> **Stated task**
Collect all lines from the listing that include the string "text".

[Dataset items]
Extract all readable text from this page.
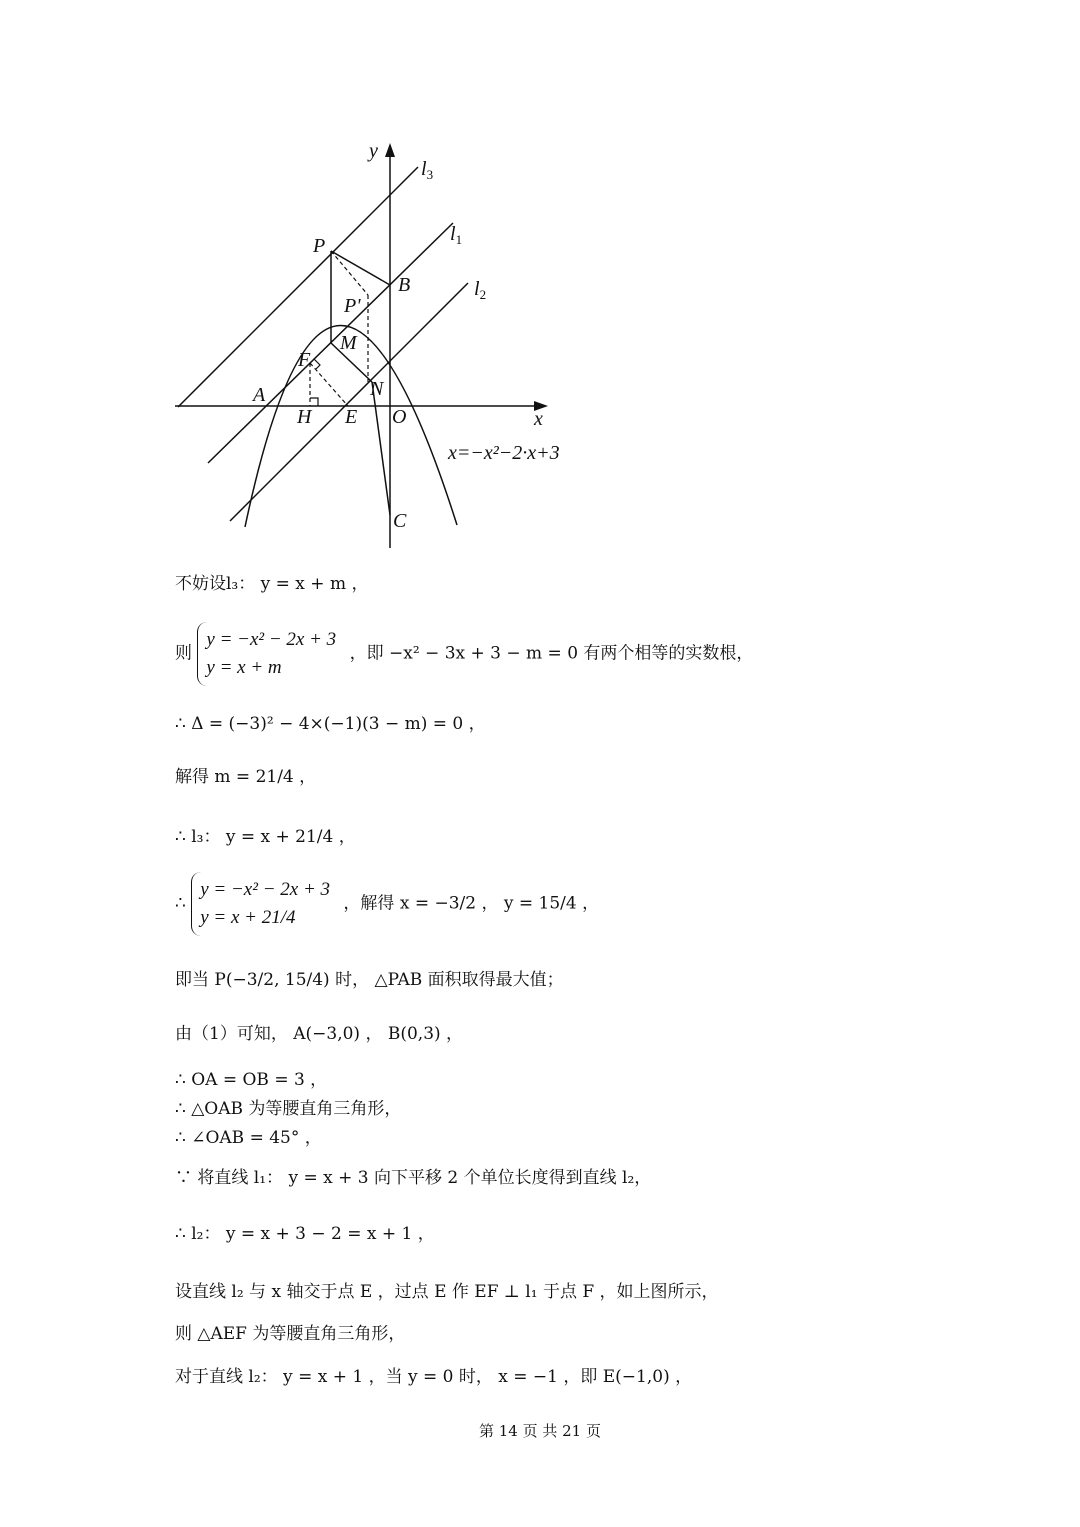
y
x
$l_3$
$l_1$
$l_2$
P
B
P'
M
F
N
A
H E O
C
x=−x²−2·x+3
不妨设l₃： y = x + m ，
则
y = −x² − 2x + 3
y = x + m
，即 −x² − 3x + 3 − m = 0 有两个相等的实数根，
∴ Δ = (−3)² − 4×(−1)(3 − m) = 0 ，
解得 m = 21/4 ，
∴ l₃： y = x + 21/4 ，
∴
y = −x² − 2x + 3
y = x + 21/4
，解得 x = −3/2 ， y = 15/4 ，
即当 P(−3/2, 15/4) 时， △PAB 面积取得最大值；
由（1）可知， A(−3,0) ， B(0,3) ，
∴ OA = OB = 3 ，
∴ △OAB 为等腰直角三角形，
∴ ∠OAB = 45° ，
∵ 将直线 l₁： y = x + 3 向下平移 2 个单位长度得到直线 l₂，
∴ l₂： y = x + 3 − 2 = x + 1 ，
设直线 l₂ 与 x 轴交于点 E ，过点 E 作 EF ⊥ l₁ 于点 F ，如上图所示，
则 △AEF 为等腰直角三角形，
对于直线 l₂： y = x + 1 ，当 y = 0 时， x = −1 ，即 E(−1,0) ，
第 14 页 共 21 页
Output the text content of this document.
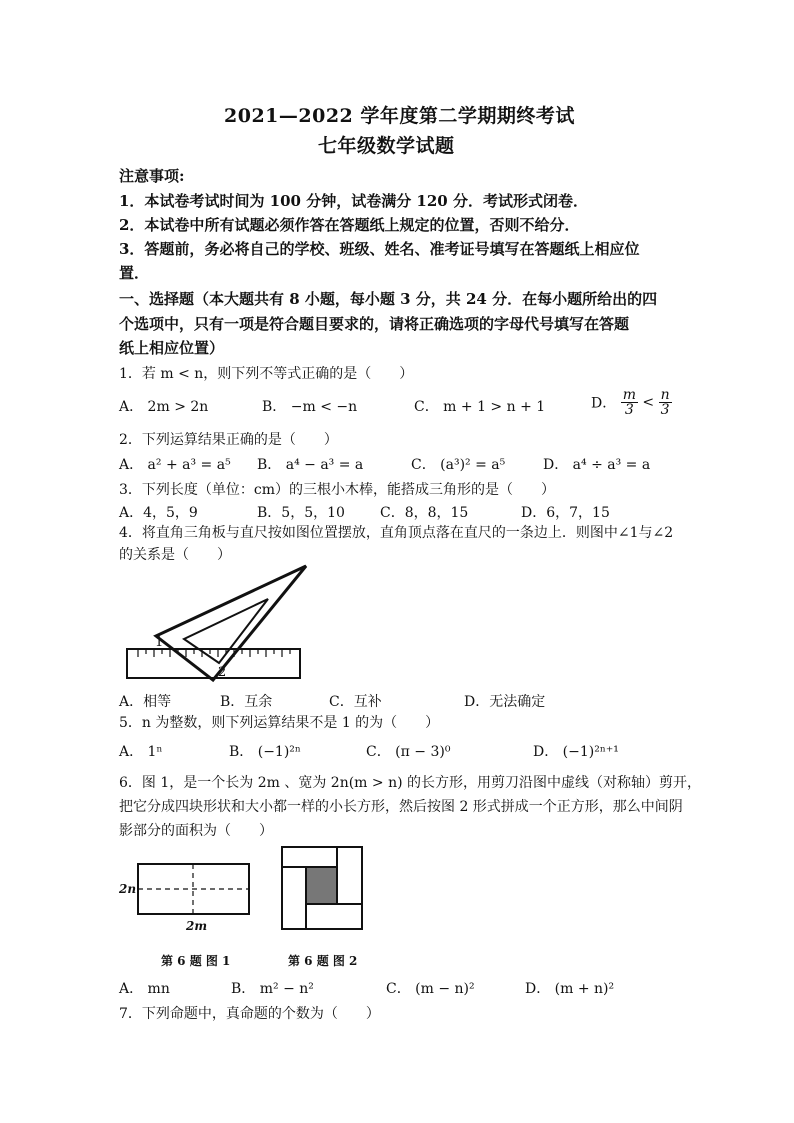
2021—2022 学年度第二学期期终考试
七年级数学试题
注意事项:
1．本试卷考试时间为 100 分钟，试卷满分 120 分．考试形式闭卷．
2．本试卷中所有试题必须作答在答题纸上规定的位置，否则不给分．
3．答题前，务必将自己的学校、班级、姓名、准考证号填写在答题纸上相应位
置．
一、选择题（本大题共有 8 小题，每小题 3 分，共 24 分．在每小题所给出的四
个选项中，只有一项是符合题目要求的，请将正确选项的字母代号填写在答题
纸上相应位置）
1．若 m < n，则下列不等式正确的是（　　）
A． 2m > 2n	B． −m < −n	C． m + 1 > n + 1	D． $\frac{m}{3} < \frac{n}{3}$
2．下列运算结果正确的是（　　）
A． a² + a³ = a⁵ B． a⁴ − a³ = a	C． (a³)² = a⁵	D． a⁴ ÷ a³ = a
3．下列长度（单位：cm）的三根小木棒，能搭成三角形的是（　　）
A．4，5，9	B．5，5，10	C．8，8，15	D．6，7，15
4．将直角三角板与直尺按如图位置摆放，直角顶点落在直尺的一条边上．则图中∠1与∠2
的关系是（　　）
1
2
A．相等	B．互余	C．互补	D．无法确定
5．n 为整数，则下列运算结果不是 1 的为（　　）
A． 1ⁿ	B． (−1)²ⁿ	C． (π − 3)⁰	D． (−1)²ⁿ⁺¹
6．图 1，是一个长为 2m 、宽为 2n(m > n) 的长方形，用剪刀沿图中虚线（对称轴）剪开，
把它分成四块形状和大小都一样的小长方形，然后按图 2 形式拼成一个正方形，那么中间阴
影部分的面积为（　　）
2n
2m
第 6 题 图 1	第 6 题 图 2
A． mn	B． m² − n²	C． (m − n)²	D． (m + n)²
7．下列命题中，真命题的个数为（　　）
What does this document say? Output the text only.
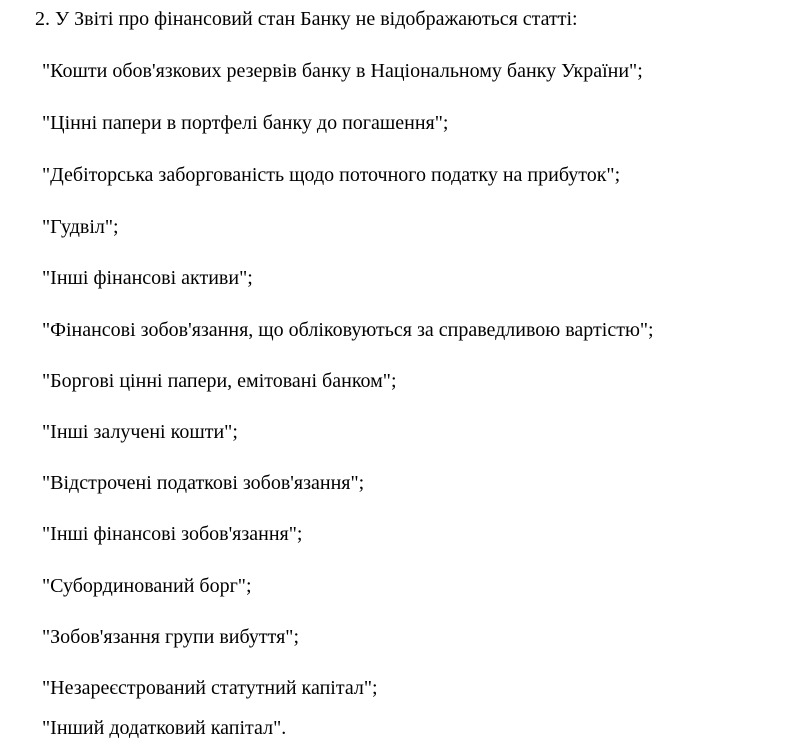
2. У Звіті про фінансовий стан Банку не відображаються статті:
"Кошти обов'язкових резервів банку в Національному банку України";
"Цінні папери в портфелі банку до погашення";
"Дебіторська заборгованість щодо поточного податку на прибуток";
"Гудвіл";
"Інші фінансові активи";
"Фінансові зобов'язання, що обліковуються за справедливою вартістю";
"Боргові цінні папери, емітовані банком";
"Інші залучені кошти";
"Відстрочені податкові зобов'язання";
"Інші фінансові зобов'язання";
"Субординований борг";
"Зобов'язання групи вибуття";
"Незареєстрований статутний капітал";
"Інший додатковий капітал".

> **Written reply**
Extract all readable text from this page.
Output the text content of this document.
What does this document say? Output the text only.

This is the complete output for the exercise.